ENTRIES start
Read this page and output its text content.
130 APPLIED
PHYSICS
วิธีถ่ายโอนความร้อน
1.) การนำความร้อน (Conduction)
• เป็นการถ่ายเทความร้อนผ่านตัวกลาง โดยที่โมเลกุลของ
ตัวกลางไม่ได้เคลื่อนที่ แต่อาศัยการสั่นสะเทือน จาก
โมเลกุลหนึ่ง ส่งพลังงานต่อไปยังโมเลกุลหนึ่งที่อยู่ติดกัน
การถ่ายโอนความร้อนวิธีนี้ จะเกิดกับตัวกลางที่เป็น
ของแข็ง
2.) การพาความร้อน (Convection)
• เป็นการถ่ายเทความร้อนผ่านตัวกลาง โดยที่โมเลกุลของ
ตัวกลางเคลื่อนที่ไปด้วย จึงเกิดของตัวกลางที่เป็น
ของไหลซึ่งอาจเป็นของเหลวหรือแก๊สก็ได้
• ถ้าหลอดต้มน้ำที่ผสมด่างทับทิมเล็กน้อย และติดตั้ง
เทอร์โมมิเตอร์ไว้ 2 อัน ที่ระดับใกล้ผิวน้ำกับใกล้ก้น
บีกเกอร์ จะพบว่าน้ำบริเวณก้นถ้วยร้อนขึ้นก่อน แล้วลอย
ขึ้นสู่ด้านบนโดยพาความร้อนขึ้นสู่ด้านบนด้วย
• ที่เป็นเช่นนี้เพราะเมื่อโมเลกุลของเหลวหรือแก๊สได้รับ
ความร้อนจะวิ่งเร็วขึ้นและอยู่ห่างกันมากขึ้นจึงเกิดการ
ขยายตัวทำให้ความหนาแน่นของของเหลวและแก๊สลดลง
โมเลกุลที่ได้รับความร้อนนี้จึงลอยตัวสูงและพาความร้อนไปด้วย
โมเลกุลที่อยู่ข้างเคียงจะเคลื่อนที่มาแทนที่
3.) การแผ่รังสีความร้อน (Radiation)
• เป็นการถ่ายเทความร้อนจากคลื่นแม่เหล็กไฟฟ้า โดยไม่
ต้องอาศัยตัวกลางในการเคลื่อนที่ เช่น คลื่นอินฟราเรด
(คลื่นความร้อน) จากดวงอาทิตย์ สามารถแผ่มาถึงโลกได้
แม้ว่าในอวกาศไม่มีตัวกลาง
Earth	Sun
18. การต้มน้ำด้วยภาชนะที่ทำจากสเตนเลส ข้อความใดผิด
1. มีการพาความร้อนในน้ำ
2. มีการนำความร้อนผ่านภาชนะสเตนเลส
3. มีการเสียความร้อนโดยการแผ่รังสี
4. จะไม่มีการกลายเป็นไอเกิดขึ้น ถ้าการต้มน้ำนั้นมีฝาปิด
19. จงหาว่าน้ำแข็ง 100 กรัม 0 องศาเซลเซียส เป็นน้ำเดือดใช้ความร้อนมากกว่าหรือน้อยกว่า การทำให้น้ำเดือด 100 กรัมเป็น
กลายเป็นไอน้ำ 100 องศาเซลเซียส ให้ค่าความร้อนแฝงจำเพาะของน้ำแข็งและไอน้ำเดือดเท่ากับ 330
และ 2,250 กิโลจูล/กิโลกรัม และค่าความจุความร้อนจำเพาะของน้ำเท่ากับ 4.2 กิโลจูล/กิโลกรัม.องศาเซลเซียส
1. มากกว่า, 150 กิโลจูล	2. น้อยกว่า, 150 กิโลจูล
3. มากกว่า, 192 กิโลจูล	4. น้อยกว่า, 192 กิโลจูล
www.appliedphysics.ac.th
ENTRIES end
WHAT YOU SHOULD DO
Which lines include the word "วกลางท"? List them all.

FINAL RESULT
การถ่ายโอนความร้อนวิธีนี้ จะเกิดกับตัวกลางที่เป็น
ตัวกลางเคลื่อนที่ไปด้วย จึงเกิดของตัวกลางที่เป็น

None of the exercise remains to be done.